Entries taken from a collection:
====
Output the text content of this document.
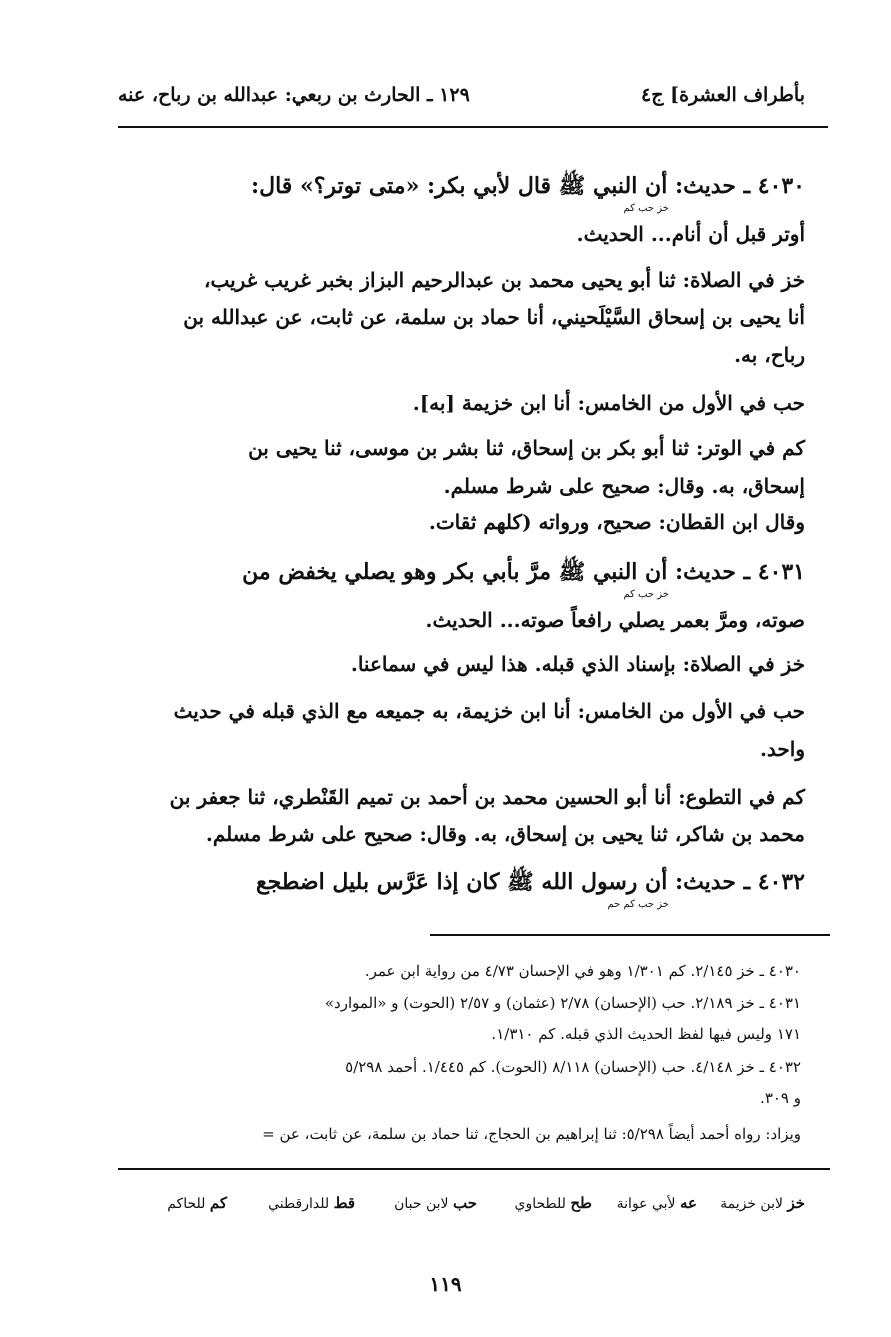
بأطراف العشرة] ج٤
١٢٩ ـ الحارث بن ربعي: عبدالله بن رباح، عنه
٤٠٣٠ ـ حديث: أن النبي ﷺ قال لأبي بكر: «متى توتر؟» قال:
خز حب كم
أوتر قبل أن أنام... الحديث.
خز في الصلاة: ثنا أبو يحيى محمد بن عبدالرحيم البزاز بخبر غريب غريب،
أنا يحيى بن إسحاق السَّيْلَحيني، أنا حماد بن سلمة، عن ثابت، عن عبدالله بن
رباح، به.
حب في الأول من الخامس: أنا ابن خزيمة [به].
كم في الوتر: ثنا أبو بكر بن إسحاق، ثنا بشر بن موسى، ثنا يحيى بن
إسحاق، به. وقال: صحيح على شرط مسلم.
وقال ابن القطان: صحيح، ورواته (كلهم ثقات.
٤٠٣١ ـ حديث: أن النبي ﷺ مرَّ بأبي بكر وهو يصلي يخفض من
خز حب كم
صوته، ومرَّ بعمر يصلي رافعاً صوته... الحديث.
خز في الصلاة: بإسناد الذي قبله. هذا ليس في سماعنا.
حب في الأول من الخامس: أنا ابن خزيمة، به جميعه مع الذي قبله في حديث
واحد.
كم في التطوع: أنا أبو الحسين محمد بن أحمد بن تميم القَنْطري، ثنا جعفر بن
محمد بن شاكر، ثنا يحيى بن إسحاق، به. وقال: صحيح على شرط مسلم.
٤٠٣٢ ـ حديث: أن رسول الله ﷺ كان إذا عَرَّس بليل اضطجع
خز حب كم حم
٤٠٣٠ ـ خز ٢/١٤٥. كم ١/٣٠١ وهو في الإحسان ٤/٧٣ من رواية ابن عمر.
٤٠٣١ ـ خز ٢/١٨٩. حب (الإحسان) ٢/٧٨ (عثمان) و ٢/٥٧ (الحوت) و «الموارد»
١٧١ وليس فيها لفظ الحديث الذي قبله. كم ١/٣١٠.
٤٠٣٢ ـ خز ٤/١٤٨. حب (الإحسان) ٨/١١٨ (الحوت). كم ١/٤٤٥. أحمد ٥/٢٩٨
و ٣٠٩.
ويزاد: رواه أحمد أيضاً ٥/٢٩٨: ثنا إبراهيم بن الحجاج، ثنا حماد بن سلمة، عن ثابت، عن =
خز لابن خزيمة
عه لأبي عوانة
طح للطحاوي
حب لابن حبان
قط للدارقطني
كم للحاكم
١١٩
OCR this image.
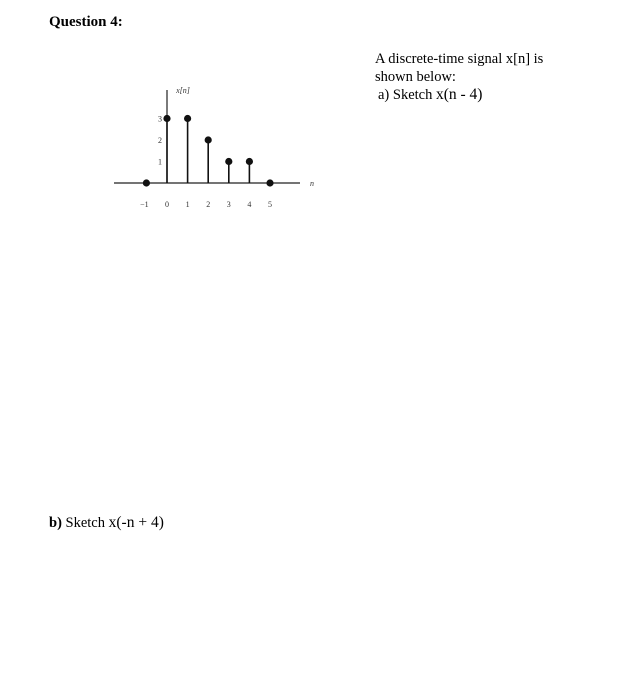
Question 4:
1
2
3
−1 0 1 2 3 4 5
x[n]
n
A discrete-time signal x[n] is
shown below:
a) Sketch x(n - 4)
b) Sketch x(-n + 4)
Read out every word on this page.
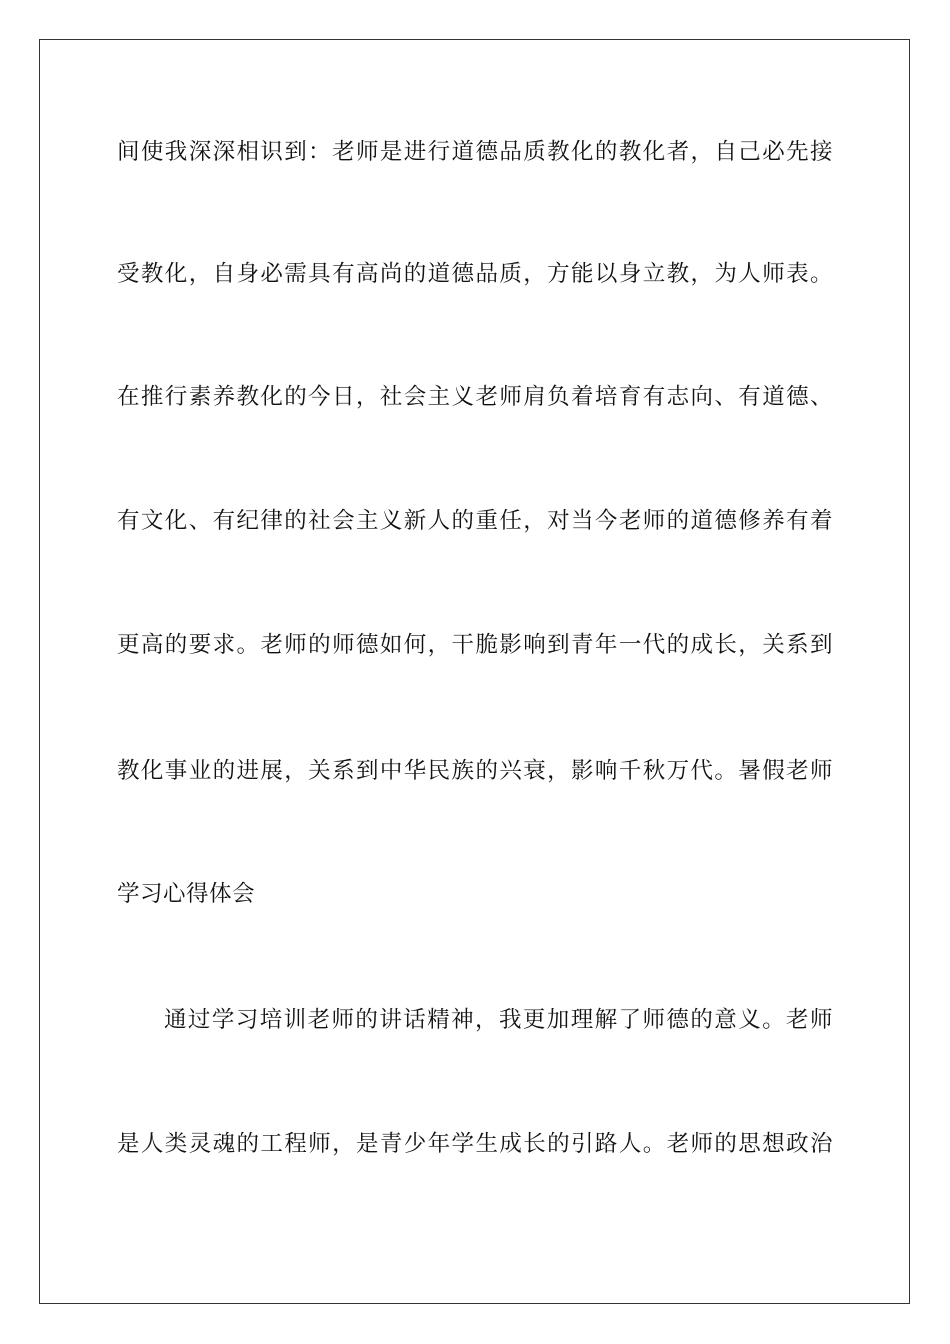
间使我深深相识到：老师是进行道德品质教化的教化者，自己必先接
受教化，自身必需具有高尚的道德品质，方能以身立教，为人师表。
在推行素养教化的今日，社会主义老师肩负着培育有志向、有道德、
有文化、有纪律的社会主义新人的重任，对当今老师的道德修养有着
更高的要求。老师的师德如何，干脆影响到青年一代的成长，关系到
教化事业的进展，关系到中华民族的兴衰，影响千秋万代。暑假老师
学习心得体会
通过学习培训老师的讲话精神，我更加理解了师德的意义。老师
是人类灵魂的工程师，是青少年学生成长的引路人。老师的思想政治
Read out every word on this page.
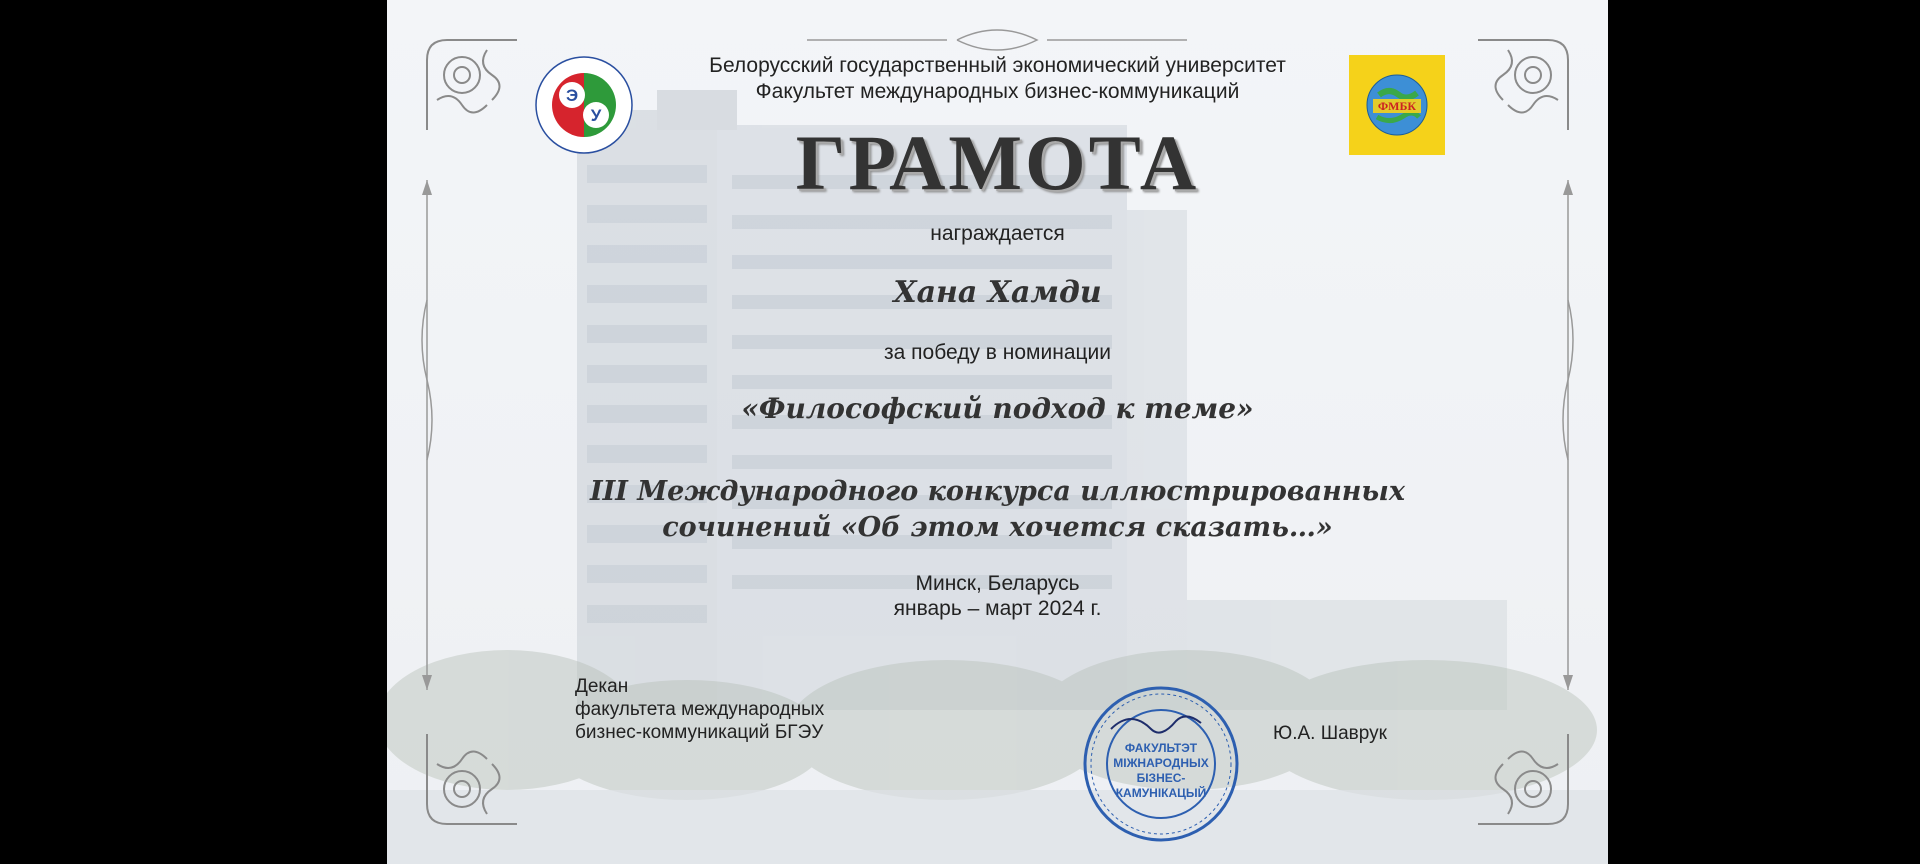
Э
У	ФМБК
Белорусский государственный экономический университет
Факультет международных бизнес-коммуникаций
ГРАМОТА
награждается
Хана Хамди
за победу в номинации
«Философский подход к теме»
III Международного конкурса иллюстрированных
сочинений «Об этом хочется сказать…»
Минск, Беларусь
январь – март 2024 г.
Декан
факультета международных
бизнес-коммуникаций БГЭУ	Ю.А. Шаврук
ФАКУЛЬТЭТ
МІЖНАРОДНЫХ
БІЗНЕС-
КАМУНІКАЦЫЙ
====
TASK STATEMENT: Using the records above, find and show each line with the string "رباح".

EXERCISE OUTPUT:
١٢٩ ـ الحارث بن ربعي: عبدالله بن رباح، عنه
رباح، به.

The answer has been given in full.